═════ INFORMATION PROVIDED ═════

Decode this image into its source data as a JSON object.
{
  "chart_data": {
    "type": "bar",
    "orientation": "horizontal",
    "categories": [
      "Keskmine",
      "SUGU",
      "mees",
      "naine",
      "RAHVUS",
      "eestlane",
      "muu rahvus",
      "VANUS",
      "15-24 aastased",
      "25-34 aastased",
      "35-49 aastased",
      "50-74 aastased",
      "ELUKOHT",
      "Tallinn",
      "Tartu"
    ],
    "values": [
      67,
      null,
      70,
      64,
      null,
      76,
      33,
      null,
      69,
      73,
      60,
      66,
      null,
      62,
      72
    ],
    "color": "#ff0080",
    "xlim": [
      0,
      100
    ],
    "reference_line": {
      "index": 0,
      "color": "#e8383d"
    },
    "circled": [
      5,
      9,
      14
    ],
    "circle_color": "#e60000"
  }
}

═════
═════ INFORMATION PROVIDED ═════

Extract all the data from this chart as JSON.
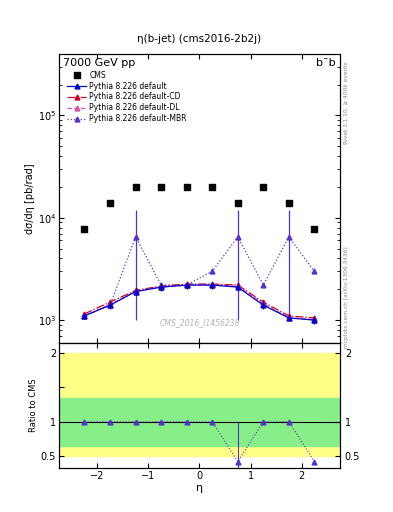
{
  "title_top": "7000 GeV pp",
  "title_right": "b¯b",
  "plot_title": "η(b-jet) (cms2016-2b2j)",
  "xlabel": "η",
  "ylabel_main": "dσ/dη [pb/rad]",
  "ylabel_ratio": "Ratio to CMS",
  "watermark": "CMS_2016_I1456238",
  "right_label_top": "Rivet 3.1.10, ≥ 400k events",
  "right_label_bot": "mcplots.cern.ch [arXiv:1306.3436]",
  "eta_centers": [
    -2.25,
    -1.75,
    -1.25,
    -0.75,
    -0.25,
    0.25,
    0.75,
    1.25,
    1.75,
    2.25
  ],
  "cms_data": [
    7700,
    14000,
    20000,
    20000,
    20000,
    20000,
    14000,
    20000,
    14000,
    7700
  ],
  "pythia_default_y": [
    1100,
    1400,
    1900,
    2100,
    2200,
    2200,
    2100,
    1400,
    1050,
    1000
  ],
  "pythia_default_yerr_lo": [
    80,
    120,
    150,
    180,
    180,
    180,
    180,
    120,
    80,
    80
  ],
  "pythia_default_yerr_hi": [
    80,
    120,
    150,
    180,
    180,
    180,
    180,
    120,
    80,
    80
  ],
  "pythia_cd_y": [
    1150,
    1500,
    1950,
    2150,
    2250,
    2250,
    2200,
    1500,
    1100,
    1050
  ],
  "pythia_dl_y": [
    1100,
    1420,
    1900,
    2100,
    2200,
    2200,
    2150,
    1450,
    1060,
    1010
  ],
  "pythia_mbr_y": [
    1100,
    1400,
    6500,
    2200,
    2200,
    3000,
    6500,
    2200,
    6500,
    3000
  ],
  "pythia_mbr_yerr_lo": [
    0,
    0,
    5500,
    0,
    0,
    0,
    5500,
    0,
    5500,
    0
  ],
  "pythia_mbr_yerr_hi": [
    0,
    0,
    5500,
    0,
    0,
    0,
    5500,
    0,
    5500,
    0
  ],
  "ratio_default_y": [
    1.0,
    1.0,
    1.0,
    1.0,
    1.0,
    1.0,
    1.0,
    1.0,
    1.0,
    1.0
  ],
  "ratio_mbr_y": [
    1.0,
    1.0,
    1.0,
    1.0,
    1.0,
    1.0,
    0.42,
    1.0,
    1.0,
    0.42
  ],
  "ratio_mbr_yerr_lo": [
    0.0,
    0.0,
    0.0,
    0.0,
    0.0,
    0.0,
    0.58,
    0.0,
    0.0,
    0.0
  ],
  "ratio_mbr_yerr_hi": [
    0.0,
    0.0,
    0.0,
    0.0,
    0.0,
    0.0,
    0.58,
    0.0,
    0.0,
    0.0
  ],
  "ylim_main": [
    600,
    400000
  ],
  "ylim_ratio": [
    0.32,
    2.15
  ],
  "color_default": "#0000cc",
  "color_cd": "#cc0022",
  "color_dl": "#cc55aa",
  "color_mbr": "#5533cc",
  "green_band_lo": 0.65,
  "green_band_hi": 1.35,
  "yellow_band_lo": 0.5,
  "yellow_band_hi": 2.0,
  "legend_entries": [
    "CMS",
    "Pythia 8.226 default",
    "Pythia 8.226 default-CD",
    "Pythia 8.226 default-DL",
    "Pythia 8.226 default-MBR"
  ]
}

═════

**EXERCISE DESCRIPTION**
Scan the material above. Copy each line that holds the word "JSON".

**CORRECT ANSWER**
Decode this image into its source data as a JSON object.
Extract all the data from this chart as JSON.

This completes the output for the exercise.